_EXERCISE DESCRIPTION_. Return a copy of each line that holds the string "title".

[Records that describe figures]
----

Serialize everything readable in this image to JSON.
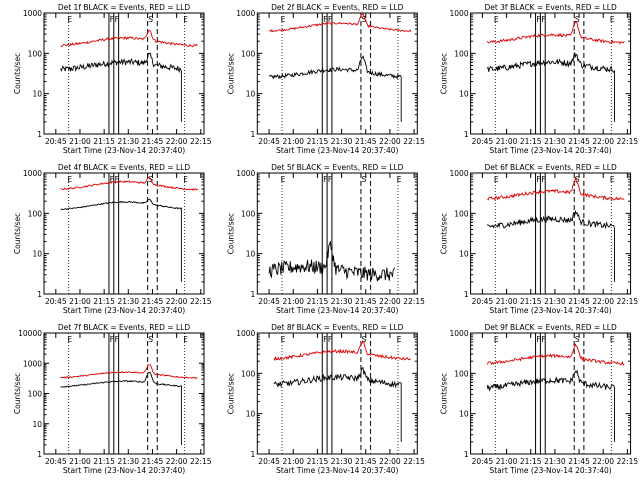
{
  "figure": {
    "start_time": "Start Time (23-Nov-14 20:37:40)",
    "ylabel": "Counts/sec",
    "x_ticks": [
      "20:45",
      "21:00",
      "21:15",
      "21:30",
      "21:45",
      "22:00",
      "22:15"
    ],
    "marker_labels": {
      "first": "E",
      "second": "F",
      "third": "S",
      "fourth": "E"
    },
    "series_colors": {
      "events": "#000000",
      "lld": "#dd0000"
    }
  },
  "chart_data": [
    {
      "type": "line",
      "title": "Det 1f BLACK = Events, RED = LLD",
      "xlabel": "Start Time (23-Nov-14 20:37:40)",
      "ylabel": "Counts/sec",
      "yscale": "log",
      "ylim": [
        1,
        1000
      ],
      "y_ticks": [
        "1",
        "10",
        "100",
        "1000"
      ],
      "x_ticks": [
        "20:45",
        "21:00",
        "21:15",
        "21:30",
        "21:45",
        "22:00",
        "22:15"
      ],
      "marker_times": {
        "solid": [
          "21:18",
          "21:21",
          "21:24"
        ],
        "dashed": [
          "21:42",
          "21:48"
        ],
        "dotted": [
          "20:53",
          "22:05"
        ]
      },
      "series": [
        {
          "color": "black",
          "start": "20:48",
          "end": "22:03",
          "base": 38,
          "peak": 75,
          "peak_at": "21:43",
          "drop_at": "22:03",
          "noise": 0.15
        },
        {
          "color": "red",
          "start": "20:48",
          "end": "22:13",
          "base": 150,
          "peak": 320,
          "peak_at": "21:43",
          "noise": 0.06
        }
      ]
    },
    {
      "type": "line",
      "title": "Det 2f BLACK = Events, RED = LLD",
      "xlabel": "Start Time (23-Nov-14 20:37:40)",
      "ylabel": "Counts/sec",
      "yscale": "log",
      "ylim": [
        1,
        1000
      ],
      "y_ticks": [
        "1",
        "10",
        "100",
        "1000"
      ],
      "x_ticks": [
        "20:45",
        "21:00",
        "21:15",
        "21:30",
        "21:45",
        "22:00",
        "22:15"
      ],
      "marker_times": {
        "solid": [
          "21:18",
          "21:21",
          "21:24"
        ],
        "dashed": [
          "21:42",
          "21:48"
        ],
        "dotted": [
          "20:53",
          "22:05"
        ]
      },
      "series": [
        {
          "color": "black",
          "start": "20:45",
          "end": "22:07",
          "base": 25,
          "peak": 70,
          "peak_at": "21:43",
          "drop_at": "22:07",
          "noise": 0.1
        },
        {
          "color": "red",
          "start": "20:45",
          "end": "22:13",
          "base": 350,
          "peak": 800,
          "peak_at": "21:43",
          "noise": 0.05
        }
      ]
    },
    {
      "type": "line",
      "title": "Det 3f BLACK = Events, RED = LLD",
      "xlabel": "Start Time (23-Nov-14 20:37:40)",
      "ylabel": "Counts/sec",
      "yscale": "log",
      "ylim": [
        1,
        1000
      ],
      "y_ticks": [
        "1",
        "10",
        "100",
        "1000"
      ],
      "x_ticks": [
        "20:45",
        "21:00",
        "21:15",
        "21:30",
        "21:45",
        "22:00",
        "22:15"
      ],
      "marker_times": {
        "solid": [
          "21:18",
          "21:21",
          "21:24"
        ],
        "dashed": [
          "21:42",
          "21:48"
        ],
        "dotted": [
          "20:53",
          "22:05"
        ]
      },
      "series": [
        {
          "color": "black",
          "start": "20:48",
          "end": "22:07",
          "base": 38,
          "peak": 80,
          "peak_at": "21:43",
          "drop_at": "22:07",
          "noise": 0.15
        },
        {
          "color": "red",
          "start": "20:48",
          "end": "22:13",
          "base": 180,
          "peak": 550,
          "peak_at": "21:43",
          "noise": 0.07
        }
      ]
    },
    {
      "type": "line",
      "title": "Det 4f BLACK = Events, RED = LLD",
      "xlabel": "Start Time (23-Nov-14 20:37:40)",
      "ylabel": "Counts/sec",
      "yscale": "log",
      "ylim": [
        1,
        1000
      ],
      "y_ticks": [
        "1",
        "10",
        "100",
        "1000"
      ],
      "x_ticks": [
        "20:45",
        "21:00",
        "21:15",
        "21:30",
        "21:45",
        "22:00",
        "22:15"
      ],
      "marker_times": {
        "solid": [
          "21:18",
          "21:21",
          "21:24"
        ],
        "dashed": [
          "21:42",
          "21:48"
        ],
        "dotted": [
          "20:53",
          "22:05"
        ]
      },
      "series": [
        {
          "color": "black",
          "start": "20:48",
          "end": "22:03",
          "base": 120,
          "peak": 170,
          "peak_at": "21:43",
          "drop_at": "22:03",
          "noise": 0.03
        },
        {
          "color": "red",
          "start": "20:48",
          "end": "22:13",
          "base": 380,
          "peak": 600,
          "peak_at": "21:43",
          "noise": 0.04
        }
      ]
    },
    {
      "type": "line",
      "title": "Det 5f BLACK = Events, RED = LLD",
      "xlabel": "Start Time (23-Nov-14 20:37:40)",
      "ylabel": "Counts/sec",
      "yscale": "log",
      "ylim": [
        1,
        1000
      ],
      "y_ticks": [
        "1",
        "10",
        "100",
        "1000"
      ],
      "x_ticks": [
        "20:45",
        "21:00",
        "21:15",
        "21:30",
        "21:45",
        "22:00",
        "22:15"
      ],
      "marker_times": {
        "solid": [
          "21:18",
          "21:21",
          "21:24"
        ],
        "dashed": [
          "21:42",
          "21:48"
        ],
        "dotted": [
          "20:53",
          "22:05"
        ]
      },
      "series": [
        {
          "color": "black",
          "start": "20:45",
          "end": "22:03",
          "base": 3,
          "peak": 14,
          "peak_at": "21:23",
          "noise": 0.35
        }
      ]
    },
    {
      "type": "line",
      "title": "Det 6f BLACK = Events, RED = LLD",
      "xlabel": "Start Time (23-Nov-14 20:37:40)",
      "ylabel": "Counts/sec",
      "yscale": "log",
      "ylim": [
        1,
        1000
      ],
      "y_ticks": [
        "1",
        "10",
        "100",
        "1000"
      ],
      "x_ticks": [
        "20:45",
        "21:00",
        "21:15",
        "21:30",
        "21:45",
        "22:00",
        "22:15"
      ],
      "marker_times": {
        "solid": [
          "21:18",
          "21:21",
          "21:24"
        ],
        "dashed": [
          "21:42",
          "21:48"
        ],
        "dotted": [
          "20:53",
          "22:05"
        ]
      },
      "series": [
        {
          "color": "black",
          "start": "20:48",
          "end": "22:07",
          "base": 45,
          "peak": 90,
          "peak_at": "21:43",
          "drop_at": "22:07",
          "noise": 0.15
        },
        {
          "color": "red",
          "start": "20:48",
          "end": "22:13",
          "base": 220,
          "peak": 600,
          "peak_at": "21:43",
          "noise": 0.08
        }
      ]
    },
    {
      "type": "line",
      "title": "Det 7f BLACK = Events, RED = LLD",
      "xlabel": "Start Time (23-Nov-14 20:37:40)",
      "ylabel": "Counts/sec",
      "yscale": "log",
      "ylim": [
        1,
        10000
      ],
      "y_ticks": [
        "1",
        "10",
        "100",
        "1000",
        "10000"
      ],
      "x_ticks": [
        "20:45",
        "21:00",
        "21:15",
        "21:30",
        "21:45",
        "22:00",
        "22:15"
      ],
      "marker_times": {
        "solid": [
          "21:18",
          "21:21",
          "21:24"
        ],
        "dashed": [
          "21:42",
          "21:48"
        ],
        "dotted": [
          "20:53",
          "22:05"
        ]
      },
      "series": [
        {
          "color": "black",
          "start": "20:48",
          "end": "22:03",
          "base": 160,
          "peak": 450,
          "peak_at": "21:43",
          "drop_at": "22:03",
          "noise": 0.04
        },
        {
          "color": "red",
          "start": "20:48",
          "end": "22:13",
          "base": 320,
          "peak": 800,
          "peak_at": "21:43",
          "noise": 0.04
        }
      ]
    },
    {
      "type": "line",
      "title": "Det 8f BLACK = Events, RED = LLD",
      "xlabel": "Start Time (23-Nov-14 20:37:40)",
      "ylabel": "Counts/sec",
      "yscale": "log",
      "ylim": [
        1,
        1000
      ],
      "y_ticks": [
        "1",
        "10",
        "100",
        "1000"
      ],
      "x_ticks": [
        "20:45",
        "21:00",
        "21:15",
        "21:30",
        "21:45",
        "22:00",
        "22:15"
      ],
      "marker_times": {
        "solid": [
          "21:18",
          "21:21",
          "21:24"
        ],
        "dashed": [
          "21:42",
          "21:48"
        ],
        "dotted": [
          "20:53",
          "22:05"
        ]
      },
      "series": [
        {
          "color": "black",
          "start": "20:48",
          "end": "22:07",
          "base": 50,
          "peak": 100,
          "peak_at": "21:43",
          "drop_at": "22:07",
          "noise": 0.15
        },
        {
          "color": "red",
          "start": "20:48",
          "end": "22:13",
          "base": 220,
          "peak": 500,
          "peak_at": "21:43",
          "noise": 0.07
        }
      ]
    },
    {
      "type": "line",
      "title": "Det 9f BLACK = Events, RED = LLD",
      "xlabel": "Start Time (23-Nov-14 20:37:40)",
      "ylabel": "Counts/sec",
      "yscale": "log",
      "ylim": [
        1,
        1000
      ],
      "y_ticks": [
        "1",
        "10",
        "100",
        "1000"
      ],
      "x_ticks": [
        "20:45",
        "21:00",
        "21:15",
        "21:30",
        "21:45",
        "22:00",
        "22:15"
      ],
      "marker_times": {
        "solid": [
          "21:18",
          "21:21",
          "21:24"
        ],
        "dashed": [
          "21:42",
          "21:48"
        ],
        "dotted": [
          "20:53",
          "22:05"
        ]
      },
      "series": [
        {
          "color": "black",
          "start": "20:48",
          "end": "22:07",
          "base": 42,
          "peak": 95,
          "peak_at": "21:43",
          "drop_at": "22:07",
          "noise": 0.15
        },
        {
          "color": "red",
          "start": "20:48",
          "end": "22:13",
          "base": 170,
          "peak": 450,
          "peak_at": "21:43",
          "noise": 0.07
        }
      ]
    }
  ]
}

----

_TASK RESULT_.
      "title": "Det 1f BLACK = Events, RED = LLD",
      "title": "Det 2f BLACK = Events, RED = LLD",
      "title": "Det 3f BLACK = Events, RED = LLD",
      "title": "Det 4f BLACK = Events, RED = LLD",
      "title": "Det 5f BLACK = Events, RED = LLD",
      "title": "Det 6f BLACK = Events, RED = LLD",
      "title": "Det 7f BLACK = Events, RED = LLD",
      "title": "Det 8f BLACK = Events, RED = LLD",
      "title": "Det 9f BLACK = Events, RED = LLD",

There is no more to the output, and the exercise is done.